(Raw records)
-*-*-

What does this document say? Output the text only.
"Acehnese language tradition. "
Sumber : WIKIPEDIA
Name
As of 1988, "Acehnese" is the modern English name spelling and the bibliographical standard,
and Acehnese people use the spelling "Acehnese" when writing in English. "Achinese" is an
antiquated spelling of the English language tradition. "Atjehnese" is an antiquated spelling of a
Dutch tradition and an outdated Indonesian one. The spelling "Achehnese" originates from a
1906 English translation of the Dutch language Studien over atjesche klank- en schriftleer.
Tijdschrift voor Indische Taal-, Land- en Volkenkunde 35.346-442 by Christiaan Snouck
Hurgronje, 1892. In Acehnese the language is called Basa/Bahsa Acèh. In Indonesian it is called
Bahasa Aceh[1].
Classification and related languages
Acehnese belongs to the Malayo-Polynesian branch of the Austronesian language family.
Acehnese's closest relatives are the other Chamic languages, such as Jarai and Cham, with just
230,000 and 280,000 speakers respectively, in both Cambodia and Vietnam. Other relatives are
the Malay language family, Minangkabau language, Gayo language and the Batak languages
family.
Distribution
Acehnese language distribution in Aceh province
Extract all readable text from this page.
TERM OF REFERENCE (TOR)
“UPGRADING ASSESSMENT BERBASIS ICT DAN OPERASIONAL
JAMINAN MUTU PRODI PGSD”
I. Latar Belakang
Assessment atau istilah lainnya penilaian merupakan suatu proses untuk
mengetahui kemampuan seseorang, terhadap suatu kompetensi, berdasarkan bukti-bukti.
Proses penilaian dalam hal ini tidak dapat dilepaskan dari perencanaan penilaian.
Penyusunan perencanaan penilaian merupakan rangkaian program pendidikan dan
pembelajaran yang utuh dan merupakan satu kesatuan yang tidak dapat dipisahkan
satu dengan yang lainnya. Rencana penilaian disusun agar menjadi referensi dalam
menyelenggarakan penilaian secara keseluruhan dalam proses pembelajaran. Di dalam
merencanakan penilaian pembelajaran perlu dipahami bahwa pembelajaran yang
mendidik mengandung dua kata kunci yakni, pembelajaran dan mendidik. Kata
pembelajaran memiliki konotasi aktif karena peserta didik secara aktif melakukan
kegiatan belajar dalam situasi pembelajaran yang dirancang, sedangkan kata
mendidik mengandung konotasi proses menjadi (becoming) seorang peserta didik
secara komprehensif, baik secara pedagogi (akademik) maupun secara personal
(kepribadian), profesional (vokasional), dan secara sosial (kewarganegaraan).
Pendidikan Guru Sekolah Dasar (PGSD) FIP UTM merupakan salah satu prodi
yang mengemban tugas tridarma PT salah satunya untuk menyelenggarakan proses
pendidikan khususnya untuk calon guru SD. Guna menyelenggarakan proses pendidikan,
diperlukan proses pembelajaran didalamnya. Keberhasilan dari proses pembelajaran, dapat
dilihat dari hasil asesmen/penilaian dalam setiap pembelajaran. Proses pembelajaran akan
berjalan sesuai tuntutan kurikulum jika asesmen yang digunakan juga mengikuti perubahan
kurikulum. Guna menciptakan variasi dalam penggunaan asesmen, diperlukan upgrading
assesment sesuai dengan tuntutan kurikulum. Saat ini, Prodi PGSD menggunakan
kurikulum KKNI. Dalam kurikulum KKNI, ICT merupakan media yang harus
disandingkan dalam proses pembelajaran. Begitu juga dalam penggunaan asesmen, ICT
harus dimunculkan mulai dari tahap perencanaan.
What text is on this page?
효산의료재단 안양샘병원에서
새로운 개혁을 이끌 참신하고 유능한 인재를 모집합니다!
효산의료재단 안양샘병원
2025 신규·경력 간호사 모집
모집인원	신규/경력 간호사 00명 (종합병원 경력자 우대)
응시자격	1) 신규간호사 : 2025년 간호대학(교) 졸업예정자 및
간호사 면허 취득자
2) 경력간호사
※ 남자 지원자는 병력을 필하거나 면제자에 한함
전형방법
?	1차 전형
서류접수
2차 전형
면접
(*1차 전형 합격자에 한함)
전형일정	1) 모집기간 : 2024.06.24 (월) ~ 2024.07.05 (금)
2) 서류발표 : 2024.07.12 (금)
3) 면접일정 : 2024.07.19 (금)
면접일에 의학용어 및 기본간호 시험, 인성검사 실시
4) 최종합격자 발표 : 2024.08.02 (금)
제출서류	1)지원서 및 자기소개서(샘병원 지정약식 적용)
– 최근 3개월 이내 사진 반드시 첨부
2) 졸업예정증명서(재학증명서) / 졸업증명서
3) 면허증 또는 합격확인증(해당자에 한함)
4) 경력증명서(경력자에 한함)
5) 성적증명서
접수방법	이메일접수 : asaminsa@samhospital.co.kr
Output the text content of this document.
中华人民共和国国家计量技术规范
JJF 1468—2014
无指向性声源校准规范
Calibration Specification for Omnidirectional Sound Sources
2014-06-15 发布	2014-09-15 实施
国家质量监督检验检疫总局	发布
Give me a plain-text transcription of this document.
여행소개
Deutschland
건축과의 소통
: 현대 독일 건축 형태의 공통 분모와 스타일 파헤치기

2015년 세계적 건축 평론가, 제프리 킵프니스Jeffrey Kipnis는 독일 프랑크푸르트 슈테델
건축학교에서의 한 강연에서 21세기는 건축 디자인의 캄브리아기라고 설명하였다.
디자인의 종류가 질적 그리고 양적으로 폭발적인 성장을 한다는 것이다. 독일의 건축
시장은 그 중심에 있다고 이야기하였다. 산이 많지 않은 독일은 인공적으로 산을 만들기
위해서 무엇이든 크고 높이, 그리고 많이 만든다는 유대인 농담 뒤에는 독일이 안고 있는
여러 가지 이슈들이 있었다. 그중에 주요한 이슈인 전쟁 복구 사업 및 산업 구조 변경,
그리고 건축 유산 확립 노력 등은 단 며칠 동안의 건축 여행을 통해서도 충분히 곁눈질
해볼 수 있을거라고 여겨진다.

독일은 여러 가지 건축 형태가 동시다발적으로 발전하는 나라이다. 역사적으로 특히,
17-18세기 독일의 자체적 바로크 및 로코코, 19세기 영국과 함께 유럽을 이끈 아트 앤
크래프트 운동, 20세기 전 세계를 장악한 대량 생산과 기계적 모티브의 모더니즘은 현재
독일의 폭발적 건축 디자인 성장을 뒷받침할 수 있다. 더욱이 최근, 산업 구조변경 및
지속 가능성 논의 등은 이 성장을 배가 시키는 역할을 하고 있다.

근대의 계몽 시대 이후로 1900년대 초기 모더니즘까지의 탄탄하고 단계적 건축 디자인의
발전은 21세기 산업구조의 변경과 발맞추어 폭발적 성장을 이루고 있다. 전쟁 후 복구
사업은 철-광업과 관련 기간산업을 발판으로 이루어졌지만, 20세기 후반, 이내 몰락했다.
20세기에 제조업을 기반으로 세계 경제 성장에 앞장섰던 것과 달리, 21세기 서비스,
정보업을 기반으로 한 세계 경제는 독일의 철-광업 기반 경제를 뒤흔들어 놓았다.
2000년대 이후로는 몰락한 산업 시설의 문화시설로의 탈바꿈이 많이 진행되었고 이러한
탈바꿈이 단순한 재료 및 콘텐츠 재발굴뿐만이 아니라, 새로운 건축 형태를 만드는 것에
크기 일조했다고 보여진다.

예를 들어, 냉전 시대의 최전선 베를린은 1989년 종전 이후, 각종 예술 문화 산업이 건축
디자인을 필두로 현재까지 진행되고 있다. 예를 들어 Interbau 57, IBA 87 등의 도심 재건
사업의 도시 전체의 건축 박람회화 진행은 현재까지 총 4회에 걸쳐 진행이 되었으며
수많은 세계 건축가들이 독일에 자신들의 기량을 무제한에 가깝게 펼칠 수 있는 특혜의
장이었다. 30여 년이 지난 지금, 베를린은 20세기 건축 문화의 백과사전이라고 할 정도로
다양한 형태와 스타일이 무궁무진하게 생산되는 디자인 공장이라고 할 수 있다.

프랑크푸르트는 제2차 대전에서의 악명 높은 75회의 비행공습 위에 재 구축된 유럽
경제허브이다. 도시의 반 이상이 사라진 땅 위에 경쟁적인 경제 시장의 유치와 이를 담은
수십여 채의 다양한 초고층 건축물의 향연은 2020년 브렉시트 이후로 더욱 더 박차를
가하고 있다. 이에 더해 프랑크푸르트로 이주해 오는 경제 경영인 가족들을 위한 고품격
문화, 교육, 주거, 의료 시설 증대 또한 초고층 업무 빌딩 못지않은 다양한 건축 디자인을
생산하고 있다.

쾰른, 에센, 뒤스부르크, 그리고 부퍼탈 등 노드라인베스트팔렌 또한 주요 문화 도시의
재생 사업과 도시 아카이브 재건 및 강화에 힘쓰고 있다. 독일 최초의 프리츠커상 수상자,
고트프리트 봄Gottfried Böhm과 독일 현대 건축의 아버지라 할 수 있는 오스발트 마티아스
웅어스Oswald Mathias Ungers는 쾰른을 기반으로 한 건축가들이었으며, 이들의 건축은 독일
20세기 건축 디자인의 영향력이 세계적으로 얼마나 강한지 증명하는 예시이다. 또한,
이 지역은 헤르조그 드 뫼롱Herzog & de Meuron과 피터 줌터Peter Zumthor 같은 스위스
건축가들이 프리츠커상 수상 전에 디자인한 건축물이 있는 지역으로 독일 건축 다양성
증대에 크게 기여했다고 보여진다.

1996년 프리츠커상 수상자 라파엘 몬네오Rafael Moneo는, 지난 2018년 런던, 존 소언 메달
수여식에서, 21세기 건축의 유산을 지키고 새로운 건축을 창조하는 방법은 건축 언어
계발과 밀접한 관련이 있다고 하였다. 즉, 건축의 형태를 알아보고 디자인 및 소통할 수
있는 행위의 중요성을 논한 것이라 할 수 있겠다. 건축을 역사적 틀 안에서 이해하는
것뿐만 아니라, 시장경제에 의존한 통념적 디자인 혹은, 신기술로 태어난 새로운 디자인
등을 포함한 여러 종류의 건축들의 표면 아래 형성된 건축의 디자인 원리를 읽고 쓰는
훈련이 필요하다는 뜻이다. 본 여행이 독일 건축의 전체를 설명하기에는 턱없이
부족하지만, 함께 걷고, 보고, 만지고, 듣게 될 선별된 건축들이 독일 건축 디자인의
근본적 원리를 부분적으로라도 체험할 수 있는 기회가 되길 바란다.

-*-*-

TASK REQUIREMENTS → Go through the records and copy each line with "penilaian" in it.

TASK RESPONSE →
Assessment atau istilah lainnya penilaian merupakan suatu proses untuk
Proses penilaian dalam hal ini tidak dapat dilepaskan dari perencanaan penilaian.
Penyusunan perencanaan penilaian merupakan rangkaian program pendidikan dan
satu dengan yang lainnya. Rencana penilaian disusun agar menjadi referensi dalam
menyelenggarakan penilaian secara keseluruhan dalam proses pembelajaran. Di dalam
merencanakan penilaian pembelajaran perlu dipahami bahwa pembelajaran yang
dilihat dari hasil asesmen/penilaian dalam setiap pembelajaran. Proses pembelajaran akan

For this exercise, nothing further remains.